* START Task material *

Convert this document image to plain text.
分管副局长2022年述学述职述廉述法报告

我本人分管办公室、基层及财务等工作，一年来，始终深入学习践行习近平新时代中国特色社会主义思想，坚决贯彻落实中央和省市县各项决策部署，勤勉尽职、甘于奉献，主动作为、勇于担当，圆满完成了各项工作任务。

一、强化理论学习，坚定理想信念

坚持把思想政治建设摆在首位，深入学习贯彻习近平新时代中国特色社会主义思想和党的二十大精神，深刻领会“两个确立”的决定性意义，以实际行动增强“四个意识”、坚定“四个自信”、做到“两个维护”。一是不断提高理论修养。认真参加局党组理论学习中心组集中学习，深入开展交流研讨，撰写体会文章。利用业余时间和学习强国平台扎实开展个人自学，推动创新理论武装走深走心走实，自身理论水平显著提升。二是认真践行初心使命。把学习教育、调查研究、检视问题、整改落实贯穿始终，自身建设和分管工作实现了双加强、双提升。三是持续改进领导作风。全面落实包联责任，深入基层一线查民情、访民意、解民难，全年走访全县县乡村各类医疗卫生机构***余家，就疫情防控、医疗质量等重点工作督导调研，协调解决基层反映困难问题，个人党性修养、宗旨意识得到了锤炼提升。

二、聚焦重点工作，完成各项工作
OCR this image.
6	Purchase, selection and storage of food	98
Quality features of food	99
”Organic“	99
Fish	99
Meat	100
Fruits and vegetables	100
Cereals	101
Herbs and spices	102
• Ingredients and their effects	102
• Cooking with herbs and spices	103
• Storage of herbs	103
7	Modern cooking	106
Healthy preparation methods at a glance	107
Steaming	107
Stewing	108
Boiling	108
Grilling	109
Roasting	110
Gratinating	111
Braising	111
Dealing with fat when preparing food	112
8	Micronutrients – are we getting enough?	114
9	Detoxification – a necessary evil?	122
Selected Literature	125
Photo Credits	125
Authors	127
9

* END Task material *

— Task —
All of the material must be reproduced exactly.

— Written solution —
Convert this document image to plain text.
分管副局长2022年述学述职述廉述法报告

我本人分管办公室、基层及财务等工作，一年来，始终深入学习践行习近平新时代中国特色社会主义思想，坚决贯彻落实中央和省市县各项决策部署，勤勉尽职、甘于奉献，主动作为、勇于担当，圆满完成了各项工作任务。

一、强化理论学习，坚定理想信念

坚持把思想政治建设摆在首位，深入学习贯彻习近平新时代中国特色社会主义思想和党的二十大精神，深刻领会“两个确立”的决定性意义，以实际行动增强“四个意识”、坚定“四个自信”、做到“两个维护”。一是不断提高理论修养。认真参加局党组理论学习中心组集中学习，深入开展交流研讨，撰写体会文章。利用业余时间和学习强国平台扎实开展个人自学，推动创新理论武装走深走心走实，自身理论水平显著提升。二是认真践行初心使命。把学习教育、调查研究、检视问题、整改落实贯穿始终，自身建设和分管工作实现了双加强、双提升。三是持续改进领导作风。全面落实包联责任，深入基层一线查民情、访民意、解民难，全年走访全县县乡村各类医疗卫生机构***余家，就疫情防控、医疗质量等重点工作督导调研，协调解决基层反映困难问题，个人党性修养、宗旨意识得到了锤炼提升。

二、聚焦重点工作，完成各项工作
OCR this image.
6	Purchase, selection and storage of food	98
Quality features of food	99
”Organic“	99
Fish	99
Meat	100
Fruits and vegetables	100
Cereals	101
Herbs and spices	102
• Ingredients and their effects	102
• Cooking with herbs and spices	103
• Storage of herbs	103
7	Modern cooking	106
Healthy preparation methods at a glance	107
Steaming	107
Stewing	108
Boiling	108
Grilling	109
Roasting	110
Gratinating	111
Braising	111
Dealing with fat when preparing food	112
8	Micronutrients – are we getting enough?	114
9	Detoxification – a necessary evil?	122
Selected Literature	125
Photo Credits	125
Authors	127
9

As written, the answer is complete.